## Work to do
Pull out every line of the listing below where "Texture" appears.

** start Working data **

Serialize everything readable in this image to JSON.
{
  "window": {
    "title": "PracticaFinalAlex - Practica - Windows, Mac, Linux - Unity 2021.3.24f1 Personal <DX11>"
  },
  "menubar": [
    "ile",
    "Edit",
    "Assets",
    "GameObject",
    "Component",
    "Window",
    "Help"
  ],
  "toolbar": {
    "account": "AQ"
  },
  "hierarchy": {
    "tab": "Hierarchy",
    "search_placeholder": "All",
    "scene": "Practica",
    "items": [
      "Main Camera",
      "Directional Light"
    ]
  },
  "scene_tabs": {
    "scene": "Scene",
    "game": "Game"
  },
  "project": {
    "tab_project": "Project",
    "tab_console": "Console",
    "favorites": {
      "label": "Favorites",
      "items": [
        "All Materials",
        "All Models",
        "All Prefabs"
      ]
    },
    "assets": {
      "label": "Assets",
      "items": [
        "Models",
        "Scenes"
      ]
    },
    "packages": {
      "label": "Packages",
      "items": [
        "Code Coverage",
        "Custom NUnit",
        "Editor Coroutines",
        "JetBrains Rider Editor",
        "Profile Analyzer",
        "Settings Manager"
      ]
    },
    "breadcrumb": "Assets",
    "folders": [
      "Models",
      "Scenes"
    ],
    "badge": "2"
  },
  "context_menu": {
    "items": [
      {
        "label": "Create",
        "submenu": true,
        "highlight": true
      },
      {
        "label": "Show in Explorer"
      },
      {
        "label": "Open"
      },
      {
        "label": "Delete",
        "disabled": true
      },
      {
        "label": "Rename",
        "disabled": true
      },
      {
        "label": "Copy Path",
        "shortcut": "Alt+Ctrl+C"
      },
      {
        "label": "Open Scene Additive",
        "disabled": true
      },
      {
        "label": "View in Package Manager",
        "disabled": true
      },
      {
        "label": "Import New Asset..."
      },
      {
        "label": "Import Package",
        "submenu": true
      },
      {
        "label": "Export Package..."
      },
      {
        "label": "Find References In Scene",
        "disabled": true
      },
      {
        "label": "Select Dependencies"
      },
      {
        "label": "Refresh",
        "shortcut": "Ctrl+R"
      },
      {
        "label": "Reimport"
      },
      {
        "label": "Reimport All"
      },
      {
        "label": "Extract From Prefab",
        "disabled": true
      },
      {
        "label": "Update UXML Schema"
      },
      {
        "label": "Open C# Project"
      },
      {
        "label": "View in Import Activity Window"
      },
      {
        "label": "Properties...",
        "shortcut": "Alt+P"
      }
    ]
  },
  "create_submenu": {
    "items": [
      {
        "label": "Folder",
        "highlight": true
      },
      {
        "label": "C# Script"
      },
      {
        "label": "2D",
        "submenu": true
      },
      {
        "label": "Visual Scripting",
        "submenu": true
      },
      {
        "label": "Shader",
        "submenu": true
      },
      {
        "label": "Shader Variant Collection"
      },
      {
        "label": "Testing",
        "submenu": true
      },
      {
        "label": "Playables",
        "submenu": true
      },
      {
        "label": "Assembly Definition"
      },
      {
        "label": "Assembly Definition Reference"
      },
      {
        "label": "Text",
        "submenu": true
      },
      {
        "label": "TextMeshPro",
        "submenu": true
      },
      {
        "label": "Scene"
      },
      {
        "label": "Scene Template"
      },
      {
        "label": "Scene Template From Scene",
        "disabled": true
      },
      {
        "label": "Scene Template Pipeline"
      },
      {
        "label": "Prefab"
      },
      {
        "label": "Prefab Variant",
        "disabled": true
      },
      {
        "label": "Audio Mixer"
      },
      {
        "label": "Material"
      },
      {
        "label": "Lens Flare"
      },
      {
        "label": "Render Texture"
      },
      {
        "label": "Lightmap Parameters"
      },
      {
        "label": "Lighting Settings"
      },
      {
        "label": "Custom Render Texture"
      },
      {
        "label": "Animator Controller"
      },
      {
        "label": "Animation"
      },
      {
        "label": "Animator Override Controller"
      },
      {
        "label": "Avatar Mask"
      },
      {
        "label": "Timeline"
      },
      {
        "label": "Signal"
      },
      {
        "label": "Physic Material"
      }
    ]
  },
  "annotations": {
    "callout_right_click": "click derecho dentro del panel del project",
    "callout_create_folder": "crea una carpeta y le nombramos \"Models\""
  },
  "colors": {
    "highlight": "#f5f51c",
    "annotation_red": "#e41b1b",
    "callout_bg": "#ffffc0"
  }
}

** end Working data **

## Solved problem
        "label": "Render Texture"
        "label": "Custom Render Texture"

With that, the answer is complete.